__Opdracht__.
Neem de regels letterlijk over, van de regel met "foldout-header[interactable]: Training Mode" tot en met de regel met "options-panel: Freeze Timer".
--- Werkgegevens ---
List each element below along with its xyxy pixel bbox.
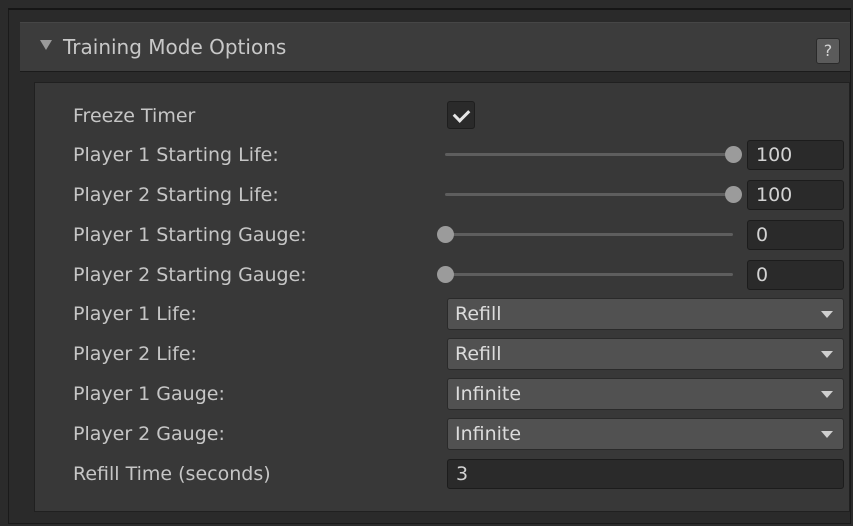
foldout-header[interactable]: Training Mode Options ? — [20, 22, 850, 72]
p1-starting-life-slider[interactable] — [445, 138, 742, 172]
row-p1-gauge: Player 1 Gauge: Infinite — [35, 377, 851, 411]
options-panel: Freeze Timer Player 1 Starting Life: 100… — [34, 82, 850, 512]
checkmark-icon — [452, 105, 471, 123]
row-freeze-timer: Freeze Timer — [35, 99, 851, 133]
p1-gauge-dropdown[interactable]: Infinite — [447, 378, 844, 410]
row-p2-life: Player 2 Life: Refill — [35, 337, 851, 371]
caret-down-icon — [821, 391, 833, 398]
p2-starting-life-slider[interactable] — [445, 178, 742, 212]
caret-down-icon — [821, 311, 833, 318]
section-title: Training Mode Options — [63, 35, 287, 59]
row-p1-life: Player 1 Life: Refill — [35, 297, 851, 331]
slider-thumb[interactable] — [725, 146, 742, 163]
row-p1-starting-life: Player 1 Starting Life: 100 — [35, 138, 851, 172]
p1-starting-gauge-input[interactable]: 0 — [747, 220, 844, 250]
p1-starting-life-label: Player 1 Starting Life: — [73, 144, 279, 166]
help-button[interactable]: ? — [816, 38, 840, 64]
p1-starting-gauge-slider[interactable] — [437, 218, 737, 252]
p2-starting-gauge-slider[interactable] — [437, 258, 737, 292]
dropdown-value: Infinite — [455, 423, 522, 445]
dropdown-value: Infinite — [455, 383, 522, 405]
dropdown-value: Refill — [455, 303, 502, 325]
slider-thumb[interactable] — [437, 226, 454, 243]
refill-time-input[interactable]: 3 — [447, 459, 844, 489]
row-refill-time: Refill Time (seconds) 3 — [35, 457, 851, 491]
slider-thumb[interactable] — [725, 186, 742, 203]
p2-starting-gauge-input[interactable]: 0 — [747, 260, 844, 290]
p1-life-label: Player 1 Life: — [73, 303, 197, 325]
caret-down-icon — [821, 431, 833, 438]
row-p2-gauge: Player 2 Gauge: Infinite — [35, 417, 851, 451]
dropdown-value: Refill — [455, 343, 502, 365]
p1-starting-gauge-label: Player 1 Starting Gauge: — [73, 224, 307, 246]
p2-starting-life-label: Player 2 Starting Life: — [73, 184, 279, 206]
p1-starting-life-input[interactable]: 100 — [747, 140, 844, 170]
freeze-timer-checkbox[interactable] — [447, 101, 475, 129]
triangle-down-icon[interactable] — [40, 40, 52, 50]
slider-thumb[interactable] — [437, 266, 454, 283]
top-divider — [8, 8, 851, 10]
slider-track[interactable] — [445, 273, 733, 276]
slider-track[interactable] — [445, 233, 733, 236]
caret-down-icon — [821, 351, 833, 358]
p2-starting-life-input[interactable]: 100 — [747, 180, 844, 210]
p1-gauge-label: Player 1 Gauge: — [73, 383, 225, 405]
refill-time-label: Refill Time (seconds) — [73, 463, 271, 485]
slider-track[interactable] — [445, 193, 733, 196]
p2-gauge-label: Player 2 Gauge: — [73, 423, 225, 445]
p2-life-label: Player 2 Life: — [73, 343, 197, 365]
slider-track[interactable] — [445, 153, 733, 156]
p1-life-dropdown[interactable]: Refill — [447, 298, 844, 330]
row-p2-starting-gauge: Player 2 Starting Gauge: 0 — [35, 258, 851, 292]
p2-starting-gauge-label: Player 2 Starting Gauge: — [73, 264, 307, 286]
p2-life-dropdown[interactable]: Refill — [447, 338, 844, 370]
freeze-timer-label: Freeze Timer — [73, 105, 196, 127]
p2-gauge-dropdown[interactable]: Infinite — [447, 418, 844, 450]
row-p2-starting-life: Player 2 Starting Life: 100 — [35, 178, 851, 212]
row-p1-starting-gauge: Player 1 Starting Gauge: 0 — [35, 218, 851, 252]
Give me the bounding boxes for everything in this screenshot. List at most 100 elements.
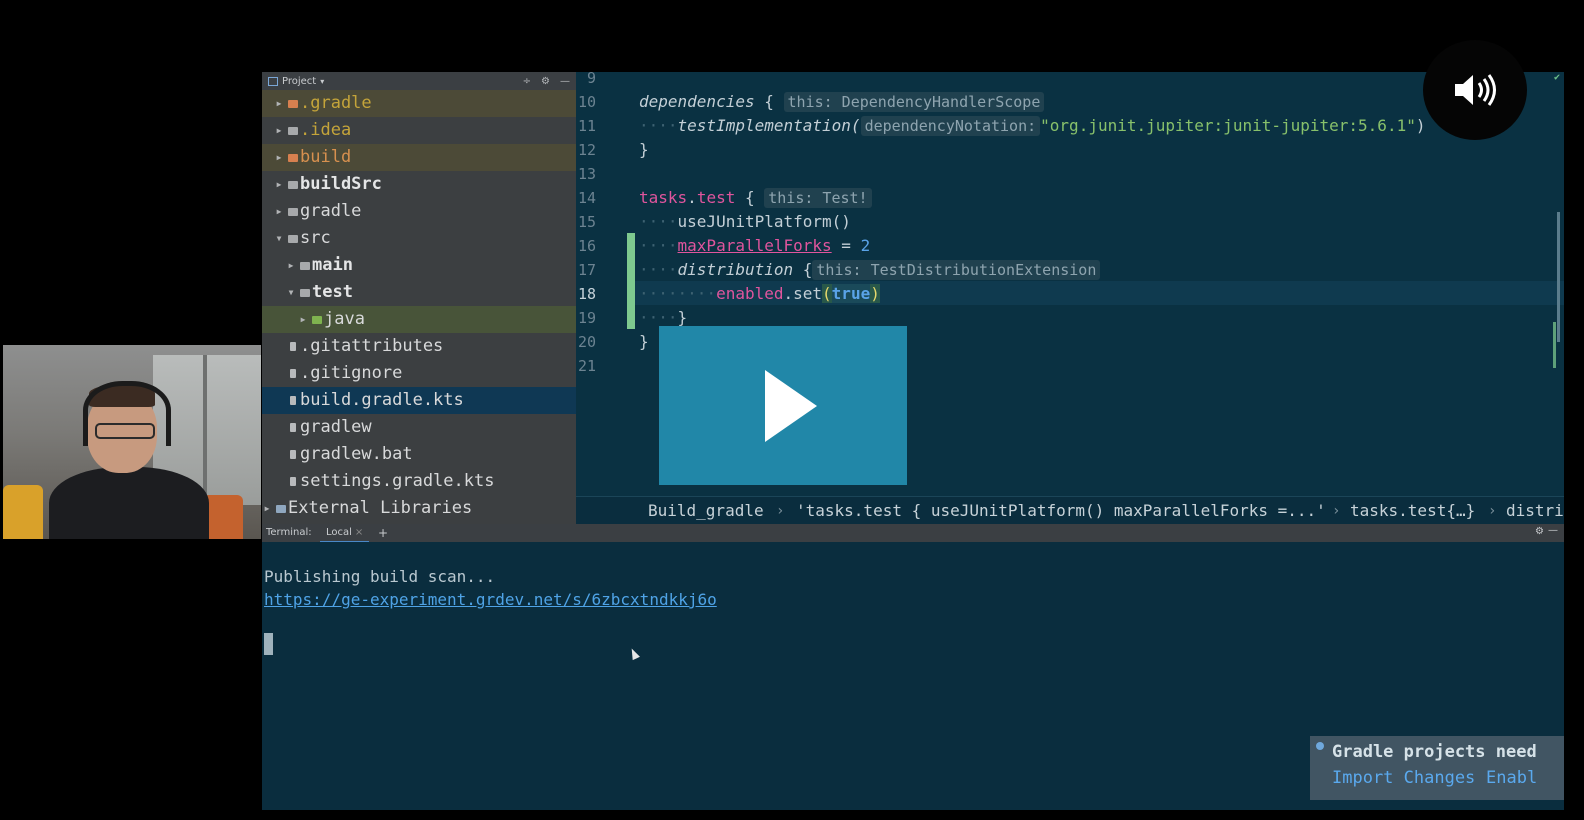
tree-item-label: build.gradle.kts: [300, 390, 464, 410]
minimize-icon[interactable]: —: [1548, 525, 1558, 536]
tree-item-gradlew[interactable]: gradlew: [262, 414, 576, 441]
line-number: 13: [577, 165, 596, 183]
inlay-hint: this: TestDistributionExtension: [812, 260, 1101, 280]
gear-icon[interactable]: ⚙: [1535, 526, 1544, 537]
tree-item-label: build: [300, 147, 352, 167]
tree-item-label: buildSrc: [300, 174, 382, 194]
chevron-right-icon[interactable]: ▶: [262, 495, 272, 522]
breadcrumb-item[interactable]: Build_gradle: [648, 497, 764, 525]
line-number: 17: [577, 261, 596, 279]
info-icon: [1316, 742, 1324, 750]
tree-item-buildsrc[interactable]: ▶ buildSrc: [262, 171, 576, 198]
chevron-right-icon[interactable]: ▶: [286, 252, 296, 279]
code-token: {: [735, 188, 755, 207]
tree-item-gitignore[interactable]: .gitignore: [262, 360, 576, 387]
gear-icon[interactable]: ⚙: [541, 76, 550, 87]
tree-item-gitattributes[interactable]: .gitattributes: [262, 333, 576, 360]
indent-guide: ········: [639, 284, 717, 303]
webcam-window-divider: [203, 355, 207, 505]
chevron-down-icon[interactable]: ▾: [320, 77, 324, 86]
add-tab-button[interactable]: +: [378, 526, 388, 540]
chevron-right-icon[interactable]: ▶: [274, 198, 284, 225]
tree-item-external-libraries[interactable]: ▶ External Libraries: [262, 495, 576, 522]
chevron-right-icon[interactable]: ▶: [274, 144, 284, 171]
breadcrumb-item[interactable]: distri: [1506, 497, 1564, 525]
code-line-17: ····distribution {this: TestDistribution…: [639, 258, 1101, 282]
test-source-folder-icon: [312, 316, 322, 324]
line-number: 12: [577, 141, 596, 159]
volume-button[interactable]: [1423, 40, 1527, 140]
file-icon: [290, 423, 296, 432]
chevron-down-icon[interactable]: ▼: [286, 279, 296, 306]
chevron-right-icon[interactable]: ▶: [274, 117, 284, 144]
code-keyword: true: [831, 284, 871, 303]
import-changes-link[interactable]: Import Changes: [1332, 768, 1475, 788]
collapse-all-icon[interactable]: ÷: [523, 76, 531, 87]
change-marker-stripe[interactable]: [1553, 322, 1556, 368]
library-icon: [276, 505, 286, 513]
tree-item-gradle[interactable]: ▶ gradle: [262, 198, 576, 225]
chevron-right-icon[interactable]: ▶: [274, 90, 284, 117]
breadcrumb-separator: ›: [1488, 503, 1497, 519]
webcam-chair-orange: [203, 495, 243, 539]
tree-item-build[interactable]: ▶ build: [262, 144, 576, 171]
code-token: ): [870, 284, 880, 303]
chevron-right-icon[interactable]: ▶: [274, 171, 284, 198]
folder-orange-icon: [288, 100, 298, 108]
file-icon: [290, 369, 296, 378]
line-number-gutter: 9 10 11 12 13 14 15 16 17 18 19 20 21: [576, 72, 630, 496]
chevron-right-icon[interactable]: ▶: [298, 306, 308, 333]
project-panel-title[interactable]: Project: [282, 76, 316, 87]
indent-guide: ····: [639, 260, 678, 279]
line-number: 19: [577, 309, 596, 327]
tree-item-src[interactable]: ▼ src: [262, 225, 576, 252]
code-token: ): [1415, 116, 1426, 135]
tree-item-label: test: [312, 282, 353, 302]
tree-item-java[interactable]: ▶ java: [262, 306, 576, 333]
breadcrumb-item[interactable]: tasks.test{…}: [1350, 497, 1475, 525]
line-number: 9: [586, 72, 596, 87]
tree-item-label: External Libraries: [288, 498, 473, 518]
code-token: maxParallelForks: [677, 236, 832, 255]
module-folder-icon: [288, 181, 298, 189]
gradle-file-icon: [290, 477, 296, 486]
notification-title: Gradle projects need: [1332, 742, 1537, 762]
folder-icon: [288, 235, 298, 243]
play-icon: [765, 370, 817, 442]
code-line-10: dependencies { this: DependencyHandlerSc…: [639, 90, 1045, 114]
line-number: 20: [577, 333, 596, 351]
tree-item-gradlew-bat[interactable]: gradlew.bat: [262, 441, 576, 468]
webcam-glasses: [95, 423, 155, 439]
project-tree: ▶ .gradle ▶ .idea ▶ build ▶ buildSrc ▶ g…: [262, 90, 576, 524]
tree-item-main[interactable]: ▶ main: [262, 252, 576, 279]
code-number: 2: [860, 236, 871, 255]
chevron-down-icon[interactable]: ▼: [274, 225, 284, 252]
folder-orange-icon: [288, 154, 298, 162]
terminal-title: Terminal:: [266, 527, 312, 538]
webcam-person-body: [49, 467, 209, 539]
tree-item-build-gradle-kts[interactable]: build.gradle.kts: [262, 387, 576, 414]
editor-scrollbar[interactable]: [1557, 212, 1560, 342]
tree-item-gradle-dir[interactable]: ▶ .gradle: [262, 90, 576, 117]
tree-item-label: gradlew.bat: [300, 444, 413, 464]
tree-item-settings-gradle-kts[interactable]: settings.gradle.kts: [262, 468, 576, 495]
play-button[interactable]: [659, 326, 907, 485]
code-token: .: [687, 188, 697, 207]
code-line-14: tasks.test { this: Test!: [639, 186, 872, 210]
inlay-hint: this: Test!: [764, 188, 872, 208]
breadcrumb-separator: ›: [1332, 503, 1341, 519]
build-scan-link[interactable]: https://ge-experiment.grdev.net/s/6zbcxt…: [264, 589, 717, 611]
tab-local[interactable]: Local ×: [320, 524, 370, 543]
inspection-ok-icon[interactable]: ✔: [1554, 72, 1560, 83]
tree-item-label: gradle: [300, 201, 362, 221]
line-number: 16: [577, 237, 596, 255]
code-line-11: ····testImplementation(dependencyNotatio…: [639, 114, 1425, 138]
close-icon[interactable]: ×: [355, 527, 363, 538]
tree-item-label: .gitignore: [300, 363, 403, 383]
vcs-change-marker[interactable]: [627, 233, 635, 329]
tree-item-idea[interactable]: ▶ .idea: [262, 117, 576, 144]
enable-auto-import-link[interactable]: Enabl: [1486, 768, 1537, 788]
line-number: 11: [577, 117, 596, 135]
breadcrumb-item[interactable]: 'tasks.test { useJUnitPlatform() maxPara…: [796, 497, 1326, 525]
tree-item-test[interactable]: ▼ test: [262, 279, 576, 306]
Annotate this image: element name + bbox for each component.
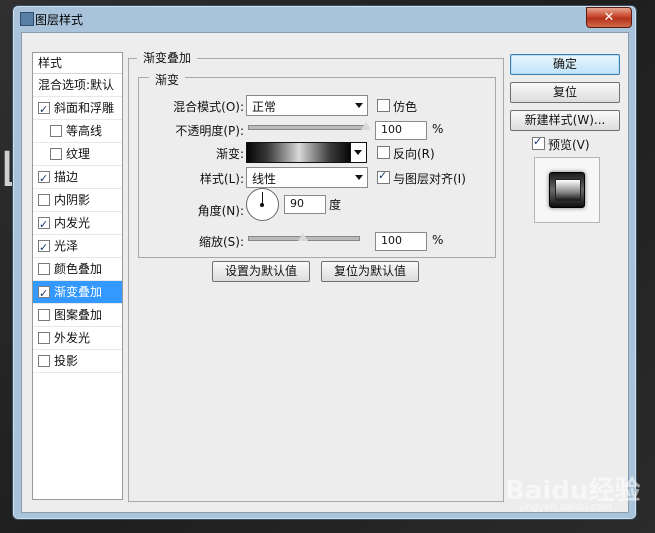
style-checkbox[interactable]	[38, 355, 50, 367]
scale-unit: %	[432, 233, 444, 247]
style-list: 样式 混合选项:默认斜面和浮雕等高线纹理描边内阴影内发光光泽颜色叠加渐变叠加图案…	[32, 52, 123, 500]
style-checkbox[interactable]	[50, 125, 62, 137]
style-list-item[interactable]: 纹理	[33, 143, 122, 166]
style-list-item-label: 内阴影	[54, 193, 91, 207]
preview-box	[534, 157, 600, 223]
align-with-layer-checkbox[interactable]	[377, 169, 390, 184]
style-checkbox[interactable]	[38, 332, 50, 344]
opacity-unit: %	[432, 122, 444, 136]
style-list-item[interactable]: 图案叠加	[33, 304, 122, 327]
blend-mode-select[interactable]: 正常	[246, 95, 368, 116]
style-list-item-label: 描边	[54, 170, 79, 184]
close-button[interactable]: ✕	[586, 7, 632, 28]
subgroup-title: 渐变	[149, 71, 186, 88]
ok-button[interactable]: 确定	[510, 54, 620, 75]
angle-unit: 度	[329, 198, 342, 212]
style-list-item-label: 渐变叠加	[54, 285, 103, 299]
opacity-input[interactable]: 100	[375, 121, 427, 140]
angle-input[interactable]: 90	[284, 195, 326, 214]
dither-label: 仿色	[393, 100, 418, 114]
gradient-label: 渐变:	[215, 147, 244, 161]
preview-label: 预览(V)	[548, 138, 590, 152]
dialog-body: 样式 混合选项:默认斜面和浮雕等高线纹理描边内阴影内发光光泽颜色叠加渐变叠加图案…	[21, 32, 629, 513]
style-list-item[interactable]: 内发光	[33, 212, 122, 235]
style-list-item-label: 斜面和浮雕	[54, 101, 115, 115]
style-list-item[interactable]: 颜色叠加	[33, 258, 122, 281]
reset-to-default-button[interactable]: 复位为默认值	[321, 261, 419, 282]
app-icon	[20, 12, 34, 26]
set-as-default-button[interactable]: 设置为默认值	[212, 261, 310, 282]
gradient-swatch[interactable]	[246, 142, 352, 163]
opacity-slider-thumb[interactable]	[361, 122, 371, 130]
reverse-label: 反向(R)	[393, 147, 435, 161]
style-list-item[interactable]: 等高线	[33, 120, 122, 143]
opacity-slider[interactable]	[248, 125, 368, 130]
new-style-button[interactable]: 新建样式(W)...	[510, 110, 620, 131]
style-list-item[interactable]: 混合选项:默认	[33, 74, 122, 97]
dither-checkbox[interactable]	[377, 99, 390, 112]
style-list-item-label: 投影	[54, 354, 79, 368]
angle-dial-center	[260, 203, 264, 207]
scale-slider-thumb[interactable]	[298, 233, 308, 241]
style-list-item-label: 纹理	[66, 147, 91, 161]
style-checkbox[interactable]	[38, 309, 50, 321]
baidu-watermark-url: jingyan.baidu.com	[520, 502, 613, 513]
style-list-item[interactable]: 光泽	[33, 235, 122, 258]
chevron-down-icon	[355, 103, 363, 108]
style-checkbox[interactable]	[38, 237, 50, 257]
opacity-label: 不透明度(P):	[175, 124, 244, 138]
title-bar[interactable]: 图层样式 ✕	[13, 6, 636, 32]
style-list-item-label: 外发光	[54, 331, 91, 345]
scale-input[interactable]: 100	[375, 232, 427, 251]
style-list-item[interactable]: 外发光	[33, 327, 122, 350]
style-list-item-label: 混合选项:默认	[38, 78, 115, 92]
gradient-dropdown-button[interactable]	[350, 142, 367, 163]
reverse-checkbox[interactable]	[377, 146, 390, 159]
style-label: 样式(L):	[199, 172, 244, 186]
style-list-item-label: 光泽	[54, 239, 79, 253]
angle-label: 角度(N):	[197, 204, 244, 218]
style-checkbox[interactable]	[38, 194, 50, 206]
style-checkbox[interactable]	[38, 283, 50, 303]
style-checkbox[interactable]	[38, 263, 50, 275]
group-title: 渐变叠加	[137, 49, 198, 66]
style-list-item-label: 等高线	[66, 124, 103, 138]
preview-checkbox[interactable]	[532, 135, 545, 150]
angle-value: 90	[290, 197, 304, 210]
scale-label: 缩放(S):	[198, 235, 244, 249]
style-list-item-label: 颜色叠加	[54, 262, 103, 276]
window-title: 图层样式	[35, 13, 84, 27]
reset-button[interactable]: 复位	[510, 82, 620, 103]
style-list-item[interactable]: 描边	[33, 166, 122, 189]
opacity-value: 100	[381, 123, 402, 136]
scale-value: 100	[381, 234, 402, 247]
style-list-item[interactable]: 投影	[33, 350, 122, 373]
layer-style-dialog: 图层样式 ✕ 样式 混合选项:默认斜面和浮雕等高线纹理描边内阴影内发光光泽颜色叠…	[12, 5, 637, 520]
style-checkbox[interactable]	[38, 168, 50, 188]
style-checkbox[interactable]	[38, 99, 50, 119]
style-checkbox[interactable]	[38, 214, 50, 234]
align-with-layer-label: 与图层对齐(I)	[393, 172, 466, 186]
style-select[interactable]: 线性	[246, 167, 368, 188]
preview-thumbnail	[549, 172, 585, 208]
style-list-item-label: 内发光	[54, 216, 91, 230]
angle-dial[interactable]	[246, 188, 279, 221]
style-list-item[interactable]: 渐变叠加	[33, 281, 122, 304]
style-checkbox[interactable]	[50, 148, 62, 160]
style-list-header[interactable]: 样式	[33, 53, 122, 74]
style-list-item[interactable]: 斜面和浮雕	[33, 97, 122, 120]
style-list-item-label: 图案叠加	[54, 308, 103, 322]
chevron-down-icon	[355, 175, 363, 180]
style-value: 线性	[252, 172, 277, 186]
style-list-item[interactable]: 内阴影	[33, 189, 122, 212]
blend-mode-value: 正常	[252, 100, 277, 114]
blend-mode-label: 混合模式(O):	[173, 100, 244, 114]
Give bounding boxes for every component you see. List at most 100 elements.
---
__Resultaat__.
foldout-header[interactable]: Training Mode Options ? — [20, 22, 850, 72]
p1-starting-life-slider[interactable] — [445, 138, 742, 172]
row-p1-gauge: Player 1 Gauge: Infinite — [35, 377, 851, 411]
options-panel: Freeze Timer Player 1 Starting Life: 100… — [34, 82, 850, 512]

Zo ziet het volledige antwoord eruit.